**REQUEST A**. Reproduce the passage of the openpilot article between "The state of" and "we solve self-driving.", inclusive.
**REQUEST B**. Extend the openpilot article onward from its final sentence.

The state of

Sri Anumakonda
15 min readSep 13, 2023

-- 7 years ago!

“Give me $1,250 and I can make your car drive on its own.”

It’s almost crazy to think that in a world where we’ve spent more than $100 billion in the self-driving industry, we haven’t even truly solved the problem of self-driving cars. When will we get self-driving cars? How far have we even gotten from the DARPA days?

comma has been a company that’s stood out to me because of the amount of progress that they’ve made with some of the most limited resources compared to the overall industry. I’ve spent the past little bit understanding what the fascination with end2end learning + solving self-driving with cameras is and why this will be the way we solve self-driving.

My intention with this blog is to dive into the software of through this year’s COMMA_CON talks (end2end learning) since I am a computer vision geek, and to figure out where comma really is today + how far they are from “solving” self-driving. I’m going to focus on the two main computer vision talks focusing on the primary ML stack (Harald’s and Yassine’s) with my commentary and then provide my own thoughts with respect to how far comma is from solving the “self-driving problem.”

The openpilot tldr;

openpilot is an advanced driver assistance system (ADAS), which essentially is a level 2 driving system (out of the possible 5). It’s essentially the software that makes up the comma3 (and the 3x), which turns your car into a self-driving car.

**RECORDS**.
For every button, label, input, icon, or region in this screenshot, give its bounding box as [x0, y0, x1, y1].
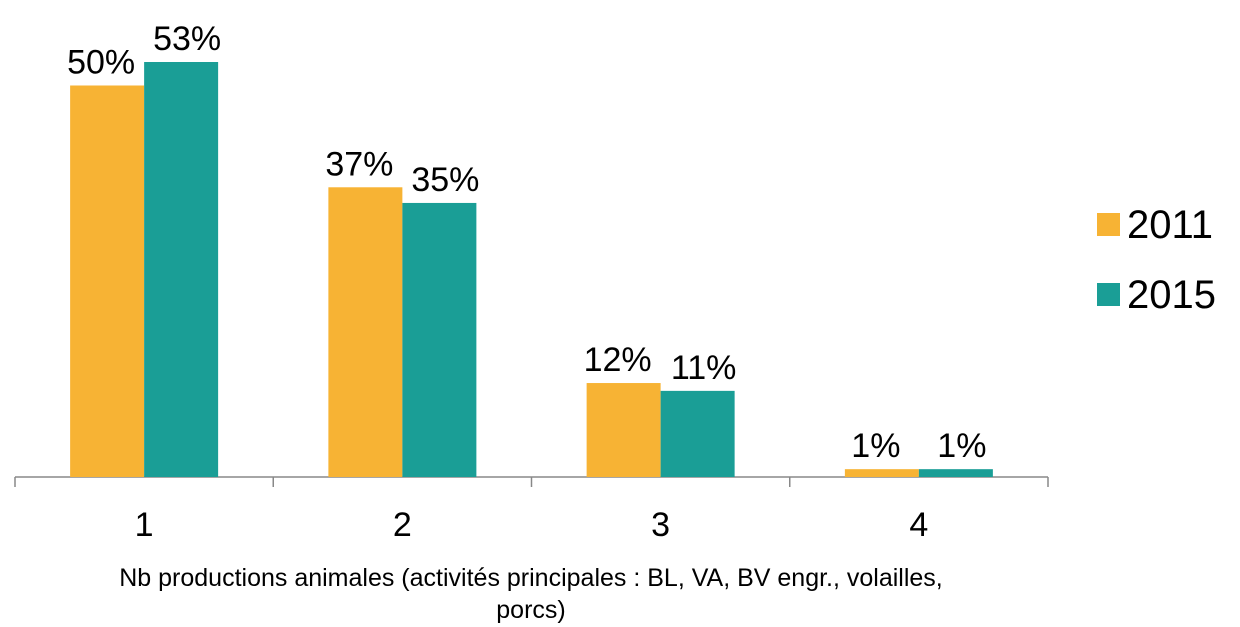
legend-swatch: [1097, 213, 1120, 236]
data-label: 12%: [584, 341, 652, 379]
bar: [328, 187, 403, 477]
data-label: 11%: [671, 349, 737, 387]
x-tick-label: 1: [135, 506, 154, 544]
bar: [660, 390, 735, 477]
data-label: 50%: [67, 43, 135, 81]
x-tick-label: 3: [651, 506, 670, 544]
legend-label: 2011: [1127, 203, 1213, 247]
data-label: 35%: [411, 161, 479, 199]
legend-swatch: [1097, 283, 1120, 306]
bar: [70, 85, 145, 477]
bar: [918, 469, 993, 477]
data-label: 1%: [937, 427, 986, 465]
bar: [844, 469, 919, 477]
legend-label: 2015: [1127, 273, 1216, 317]
bar: [144, 62, 219, 477]
data-label: 37%: [325, 145, 393, 183]
x-tick-label: 2: [393, 506, 412, 544]
x-tick-label: 4: [909, 506, 928, 544]
x-axis-title: Nb productions animales (activités princ…: [119, 564, 943, 624]
bar: [586, 383, 661, 477]
bar: [402, 202, 477, 477]
data-label: 53%: [153, 20, 221, 58]
data-label: 1%: [851, 427, 900, 465]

**WRITTEN RESPONSE A**.
The state of

Sri Anumakonda
15 min readSep 13, 2023

-- 7 years ago!

“Give me $1,250 and I can make your car drive on its own.”

It’s almost crazy to think that in a world where we’ve spent more than $100 billion in the self-driving industry, we haven’t even truly solved the problem of self-driving cars. When will we get self-driving cars? How far have we even gotten from the DARPA days?

comma has been a company that’s stood out to me because of the amount of progress that they’ve made with some of the most limited resources compared to the overall industry. I’ve spent the past little bit understanding what the fascination with end2end learning + solving self-driving with cameras is and why this will be the way we solve self-driving.

**WRITTEN RESPONSE B**.
But if you wanted to actually control the car, how would that work? You can use a CAN BUS (Controller Area Network). The CAN BUS has two parts to it: an identifier and a data portion, which helps provide all the data you need to collect data (lateral + longitudinal data) + be able to hack into your car and make it drive on its own!

an example of a message sent in the bus! source.

The CAN-TO-USB interface (a.k.a, the panda) is what allows openpilot to send all the driving information into the car (which connects to the car via the OBD-II PORT).


The raw car data is then processed with the comma cabana in order to figure out what parts of the raw data are relevant to driving + which ones are not. From there, it’s simply a matter of figuring out what are the data pieces that need to be sent to the car + sending the control messages. panda ensures that the data being sent in the car is safe (and won’t make any accidental sharp turns/acceleration).

the higher level openpilot architecture. source.

For those curious to learn more about the technical specifics behind porting a car, Jason’s talk at COMMA_CON does a great job explaining it.

The meat of driving: end2end learning

Great! Now you know about how comma works from an overarching level, but how does it learn to drive? The answer is through end2end learning:

old blog but still relevant! source.

The main idea behind end2end learning is that you can take in a raw image of the driving scene and be able to achieve lateral + longitudinal driving with the use of Convolutional Neural Networks. The question end2end learning essentially tries to answer is, “what if i didn’t create human intermediaries (semantic segmentation, detections, etc.) and allowed a model to learn driving on its own?”

Why would we want to do that? Because of the fact that creating intermediaries restricts the model’s ability to learn mappings of its own. If you want to create a self-driving car that’s robust to any scenario, you need to allow it to learn its own mappings + patterns (that humans might not have even thought of!).

You can get results so good that you don’t even need to tell your model to detect traffic lights (it just knows!):

One of the questions that popped into my mind was, “okay, great. we have a car that’s able to drive given an input image. How do we actually use that information to go from point A → point B?”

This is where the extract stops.